• [Problem]: From the listing below, tally the lines that include "JSON". Return only the total.

[Dataset records on visual material]
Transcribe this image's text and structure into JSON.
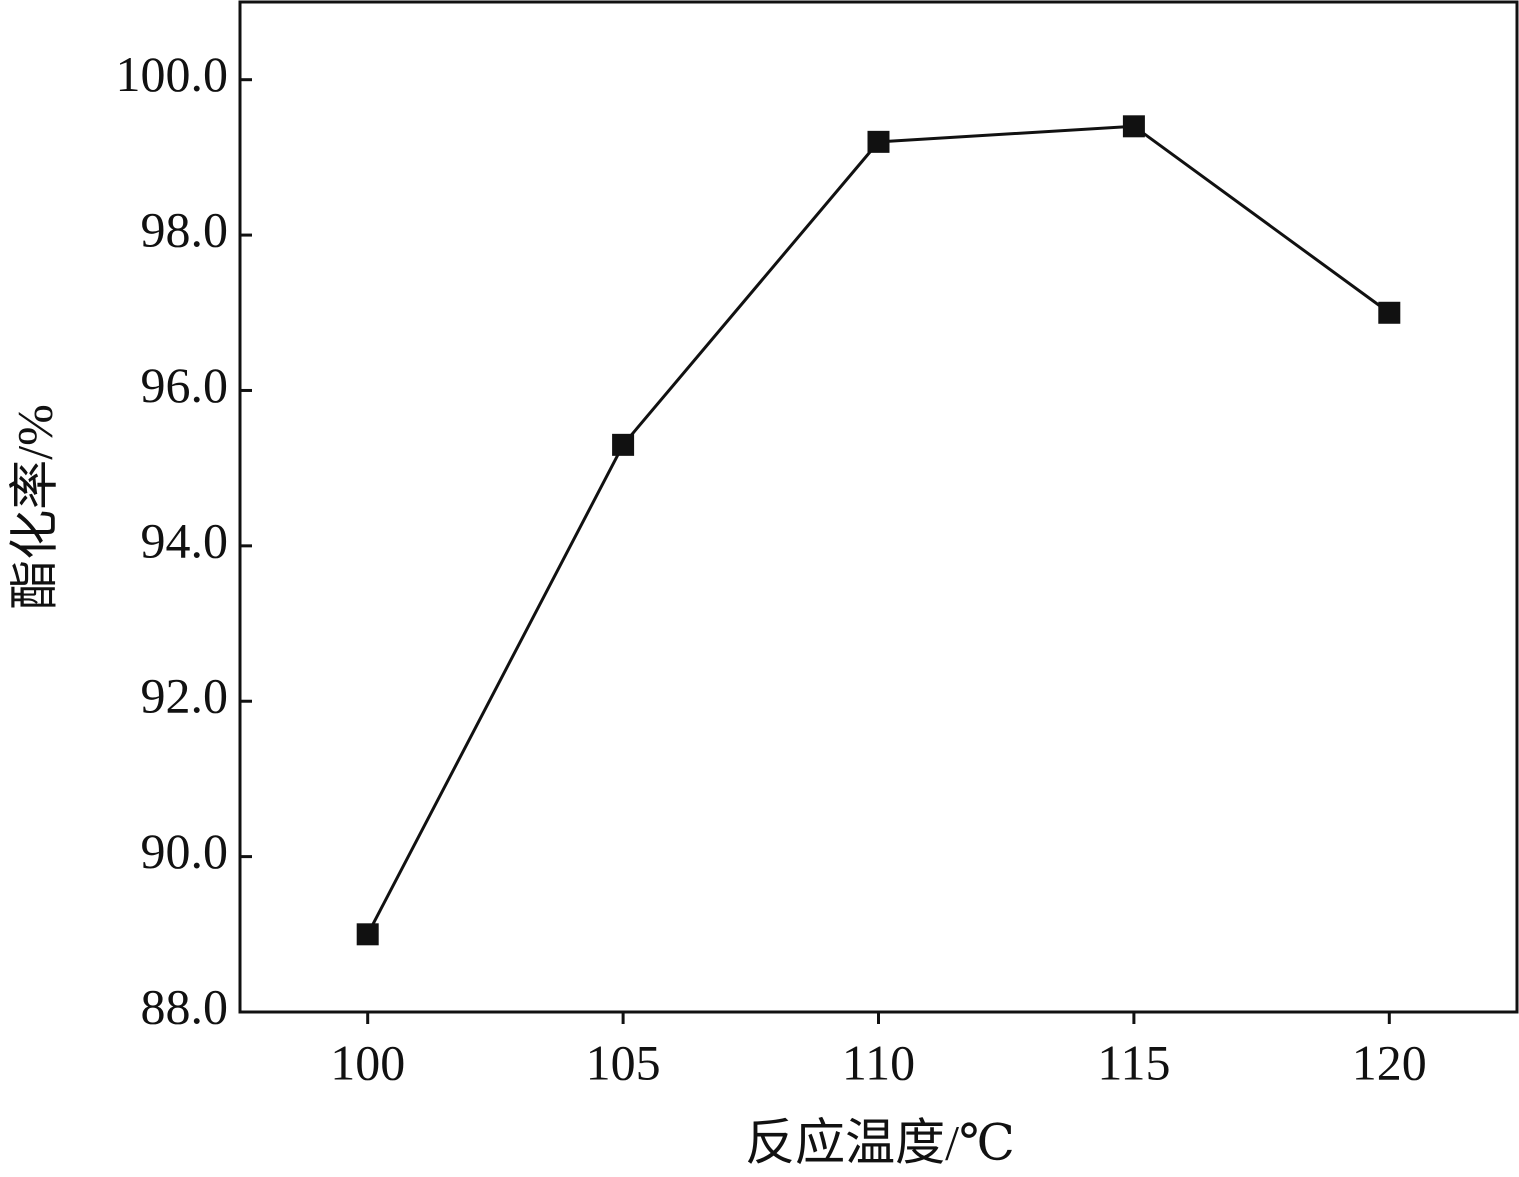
{
  "chart_data": {
    "type": "line",
    "x_label": "反应温度/℃",
    "y_label": "酯化率/%",
    "x": [
      100,
      105,
      110,
      115,
      120
    ],
    "series": [
      {
        "color": "#111111",
        "values": [
          89.0,
          95.3,
          99.2,
          99.4,
          97.0
        ]
      }
    ],
    "xlim": [
      97.5,
      122.5
    ],
    "xticks": [
      100,
      105,
      110,
      115,
      120
    ],
    "ylim": [
      88,
      101
    ],
    "yticks": [
      {
        "value": 88,
        "label": "88.0"
      },
      {
        "value": 90,
        "label": "90.0"
      },
      {
        "value": 92,
        "label": "92.0"
      },
      {
        "value": 94,
        "label": "94.0"
      },
      {
        "value": 96,
        "label": "96.0"
      },
      {
        "value": 98,
        "label": "98.0"
      },
      {
        "value": 100,
        "label": "100.0"
      }
    ],
    "grid": false
  }
}
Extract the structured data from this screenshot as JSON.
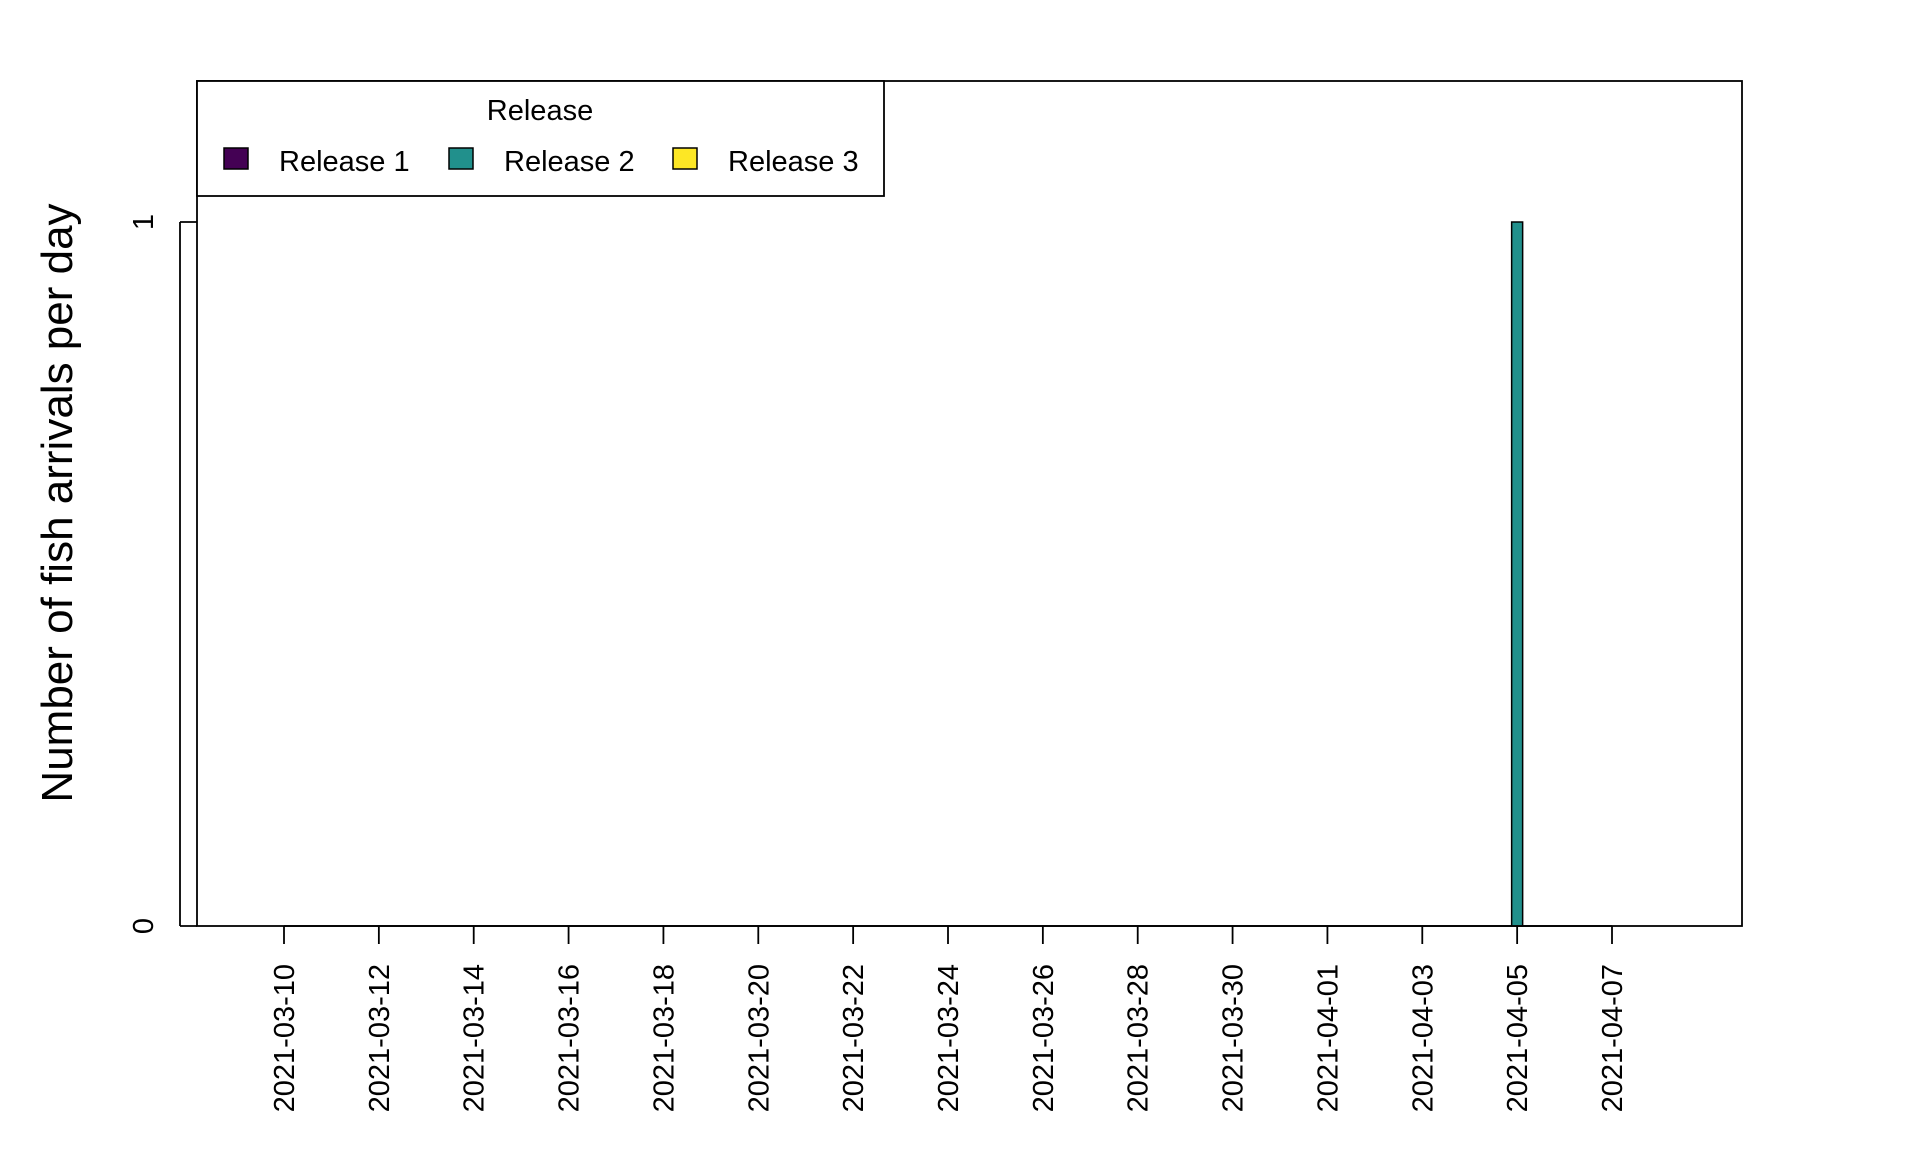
{
  "chart_data": {
    "type": "bar",
    "ylabel": "Number of fish arrivals per day",
    "xlabel": "",
    "x_tick_labels": [
      "2021-03-10",
      "2021-03-12",
      "2021-03-14",
      "2021-03-16",
      "2021-03-18",
      "2021-03-20",
      "2021-03-22",
      "2021-03-24",
      "2021-03-26",
      "2021-03-28",
      "2021-03-30",
      "2021-04-01",
      "2021-04-03",
      "2021-04-05",
      "2021-04-07"
    ],
    "xlim": [
      "2021-03-08",
      "2021-04-10"
    ],
    "y_ticks": [
      0,
      1
    ],
    "ylim": [
      0,
      1.2
    ],
    "legend": {
      "title": "Release",
      "placement": "top-left",
      "entries": [
        {
          "label": "Release 1",
          "color": "#440154"
        },
        {
          "label": "Release 2",
          "color": "#21908C"
        },
        {
          "label": "Release 3",
          "color": "#FDE725"
        }
      ]
    },
    "series": [
      {
        "name": "Release 1",
        "color": "#440154",
        "points": []
      },
      {
        "name": "Release 2",
        "color": "#21908C",
        "points": [
          {
            "x": "2021-04-05",
            "y": 1
          }
        ]
      },
      {
        "name": "Release 3",
        "color": "#FDE725",
        "points": []
      }
    ]
  }
}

• [Output for this task]: 2